AUSGANGSTEXT →
==*==
Die Missionen an sich sind gelungen, doch man sollte seine Erwartungen in Sachen Vielfalt ordentlich zurückschrauben. Häufig geht es nur darum, Gegner zu besiegen, Schalter zu betätigen oder Objekte zu besorgen. Klingt eintönig, bleibt aber dank des fantastischen Gameplays durchweg unterhaltsam, zumindest sobald man den Weg hinter sich gebracht hat. Weniger interessant sind da schon einige der Nebenmissionen, zum Beispiel müssen Türme ausgeschaltet werden, was meist durch simples Verstecken und aus der Deckung heraus Schießen gelöst ist.

Obwohl sich das Fahrzeug gut steuert, ist es weitaus uninteressanter, damit zu kämpfen. Gegen normale Feinde möchte man viel lieber die Fähigkeiten des Helden nutzen, anstatt sie zu überfahren oder schnell auszuschalten. Eine Ausnahme stellen Kämpfe gegen Transporter dar, die echtes „Mad Max“-Feeling versprühen. Ansonsten gibt es auch noch Rennen, die leider viel zu leicht geraten sind.

Superhelden

Eigentlich sind Upgrades dazu da, den Helden regelmäßig stärker zu machen und dem Spieler eine Motivation zu bieten, abseits der Hauptmissionen nach Wegen zu suchen, seine Fertigkeiten zu verbessern. „Rage 2“ weiß das, übertreibt es aber maßlos. Es gibt mehrere Stufen von Upgrades für jede einzelne Waffe, jedes Fahrzeug, jede Superkraft, und dann noch gesonderte Skill-Bäume für jede Fraktion. Bereits nach wenigen Stunden wird das alles furchtbar unübersichtlich und der Spieler wird regelrecht mit Optionen überwältigt. Natürlich benötigt man auch verschiedene Ressourcen für die Upgrades, sodass das Chaos perfekt ist. Ja, die Belohnungen in Form von Verbesserungen motivieren, nach jeder Kiste zu suchen, doch gleichzeitig wird man dazu gezwungen, der langsamsten Tätigkeit nachzugehen, wenn man das Gameplay weiter verbessern möchte.

Starkes Spiel

Abseits der eigentlichen Schießereien klingt das alles sehr negativ, und tatsächlich hätte „Rage 2“ ein viel besseres Spiel sein können und müssen, um mit der Konkurrenz mitzuhalten. Dennoch ist das Spiel sehr spaßig, sobald man seine Erwartungen anpasst. Die Welt ist nicht die interessanteste, doch dafür werden dem Spieler haufenweise Möglichkeiten geboten, die Waffen und Kräfte auf vielfältige Weise zu nutzen. Die Spieler-Freiheit wurde wohl in kaum einem Shooter so gut umgesetzt wie hier und stellt immer wieder eine Belohnung für das Ertragen der weniger spaßigen Passagen dar.
==*==
DATENAUSZUG →
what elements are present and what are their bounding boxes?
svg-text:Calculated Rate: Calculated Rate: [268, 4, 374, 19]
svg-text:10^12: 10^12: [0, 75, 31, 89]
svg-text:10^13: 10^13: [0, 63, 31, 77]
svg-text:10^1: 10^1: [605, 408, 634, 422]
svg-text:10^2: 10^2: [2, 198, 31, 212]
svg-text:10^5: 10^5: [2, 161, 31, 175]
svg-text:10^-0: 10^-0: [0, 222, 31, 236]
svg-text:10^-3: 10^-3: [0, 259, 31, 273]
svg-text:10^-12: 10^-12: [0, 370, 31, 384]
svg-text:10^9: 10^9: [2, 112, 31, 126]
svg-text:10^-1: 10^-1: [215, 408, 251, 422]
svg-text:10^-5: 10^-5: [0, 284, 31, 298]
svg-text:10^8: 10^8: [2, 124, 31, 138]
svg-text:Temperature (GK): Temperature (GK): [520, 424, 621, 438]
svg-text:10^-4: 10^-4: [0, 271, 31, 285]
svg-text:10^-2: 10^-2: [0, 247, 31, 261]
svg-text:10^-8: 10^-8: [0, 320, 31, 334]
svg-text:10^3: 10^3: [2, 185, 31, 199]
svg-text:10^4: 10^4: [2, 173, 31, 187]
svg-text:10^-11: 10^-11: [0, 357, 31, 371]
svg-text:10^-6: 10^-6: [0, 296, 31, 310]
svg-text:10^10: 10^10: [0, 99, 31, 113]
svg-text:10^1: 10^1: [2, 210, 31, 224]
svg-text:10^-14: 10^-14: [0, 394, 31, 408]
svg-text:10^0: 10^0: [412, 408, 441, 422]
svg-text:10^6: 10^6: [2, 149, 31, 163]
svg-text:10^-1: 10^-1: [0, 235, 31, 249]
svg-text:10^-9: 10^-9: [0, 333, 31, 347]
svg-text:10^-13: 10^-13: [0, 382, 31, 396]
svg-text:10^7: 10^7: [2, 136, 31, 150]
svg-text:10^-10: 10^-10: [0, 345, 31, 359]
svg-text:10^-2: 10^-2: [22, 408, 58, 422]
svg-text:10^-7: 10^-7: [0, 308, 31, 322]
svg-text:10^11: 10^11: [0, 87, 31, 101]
==*==
Welche Kämpfe nennt der Ausgangstext als Ausnahme, die beim Fahrzeugkampf echtes „Mad Max“-Feeling versprühen?

SCHRIFTLICHE ANTWORT →
Die Kämpfe gegen Transporter.